▸ **Written task A**: According to the Troymaine Pope biography, on what date did the Houston Texans waive him?
──────── Text
Troymaine D. Pope (born November 29, 1993) is an American football running back. He played college football at Jacksonville State. He has also been a member of the Seattle Seahawks, New York Jets, Indianapolis Colts, Houston Texans, Los Angeles Chargers and Tampa Bay Buccaneers.

Professional career

Seattle Seahawks
Pope signed with the Seattle Seahawks as an undrafted free agent in 2016.

New York Jets
Pope was released by the Seahawks on September 3, 2016, and claimed off waivers by the New York Jets the next day. He was released by the Jets on November 1, 2016.

Seattle Seahawks (second stint)
Pope was signed to the Seattle Seahawks practice squad on November 3, 2016. He was promoted to the active roster on November 15, 2016. He was placed on injured reserve on December 13, 2016, with an ankle sprain. He was waived by the team on May 31, 2017.

Indianapolis Colts
On June 15, 2017, Pope signed with the Indianapolis Colts. He was waived on September 2, 2017. He was re-signed to the practice squad on September 26, 2017, only to be released three days later.

Houston Texans
On November 22, 2017, Pope was signed to the Houston Texans' practice squad. He signed a reserve/future contract with the Texans on January 1, 2018. On September 2, 2018, Pope was waived by the Texans.
────────────────
──────── Data supplied
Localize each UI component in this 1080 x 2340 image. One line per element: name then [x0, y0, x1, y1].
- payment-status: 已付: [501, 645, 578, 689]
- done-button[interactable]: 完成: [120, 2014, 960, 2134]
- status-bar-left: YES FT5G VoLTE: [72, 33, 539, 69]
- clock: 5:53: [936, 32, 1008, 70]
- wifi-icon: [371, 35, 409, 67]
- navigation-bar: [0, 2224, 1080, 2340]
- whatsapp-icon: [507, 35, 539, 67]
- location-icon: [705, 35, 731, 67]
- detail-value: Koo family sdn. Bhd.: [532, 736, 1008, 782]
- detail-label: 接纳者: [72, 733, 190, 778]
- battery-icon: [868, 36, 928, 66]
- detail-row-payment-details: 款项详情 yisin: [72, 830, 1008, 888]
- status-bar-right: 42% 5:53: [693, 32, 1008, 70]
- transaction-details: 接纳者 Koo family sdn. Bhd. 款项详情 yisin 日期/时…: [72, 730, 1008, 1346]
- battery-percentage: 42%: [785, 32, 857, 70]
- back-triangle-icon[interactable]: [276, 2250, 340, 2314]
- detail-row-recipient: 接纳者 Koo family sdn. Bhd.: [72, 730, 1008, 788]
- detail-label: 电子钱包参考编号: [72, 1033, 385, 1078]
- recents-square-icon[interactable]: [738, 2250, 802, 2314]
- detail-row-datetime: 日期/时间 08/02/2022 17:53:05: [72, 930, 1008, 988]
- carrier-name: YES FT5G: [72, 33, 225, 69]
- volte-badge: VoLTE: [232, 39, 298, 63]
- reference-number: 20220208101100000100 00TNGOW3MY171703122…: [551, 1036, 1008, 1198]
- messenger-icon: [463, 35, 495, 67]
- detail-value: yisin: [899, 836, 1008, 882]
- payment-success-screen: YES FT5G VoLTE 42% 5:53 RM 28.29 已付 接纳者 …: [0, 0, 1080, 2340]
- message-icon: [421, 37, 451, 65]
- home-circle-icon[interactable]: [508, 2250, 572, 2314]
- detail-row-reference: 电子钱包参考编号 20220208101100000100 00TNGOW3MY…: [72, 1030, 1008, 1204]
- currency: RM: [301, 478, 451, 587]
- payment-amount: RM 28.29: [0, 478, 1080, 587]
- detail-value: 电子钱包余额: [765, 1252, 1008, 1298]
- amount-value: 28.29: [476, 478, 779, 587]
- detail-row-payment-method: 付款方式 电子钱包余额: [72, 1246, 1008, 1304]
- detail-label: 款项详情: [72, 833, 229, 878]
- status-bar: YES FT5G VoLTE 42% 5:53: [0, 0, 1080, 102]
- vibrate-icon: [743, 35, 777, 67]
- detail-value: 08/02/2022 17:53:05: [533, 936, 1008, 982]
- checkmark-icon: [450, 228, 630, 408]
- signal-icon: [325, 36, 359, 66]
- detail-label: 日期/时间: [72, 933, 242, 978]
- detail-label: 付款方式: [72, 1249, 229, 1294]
────────────────
▸ **Written task B**: Lay out the lines of the listing, from its first line through the line containing "- whatsapp-icon: [507, 35, 539, 67]", inclusive, as a Markdown table with the columns Row and Line, omitting blank lines.

▸ **Correct answer A**: September 2, 2018

▸ **Correct answer B**:
| Row | Line |
|---|---|
| 1 | Localize each UI component in this 1080 x 2340 image. One line per element: name then [x0, y0, x1, y1]. |
| 2 | - payment-status: 已付: [501, 645, 578, 689] |
| 3 | - done-button[interactable]: 完成: [120, 2014, 960, 2134] |
| 4 | - status-bar-left: YES FT5G VoLTE: [72, 33, 539, 69] |
| 5 | - clock: 5:53: [936, 32, 1008, 70] |
| 6 | - wifi-icon: [371, 35, 409, 67] |
| 7 | - navigation-bar: [0, 2224, 1080, 2340] |
| 8 | - whatsapp-icon: [507, 35, 539, 67] |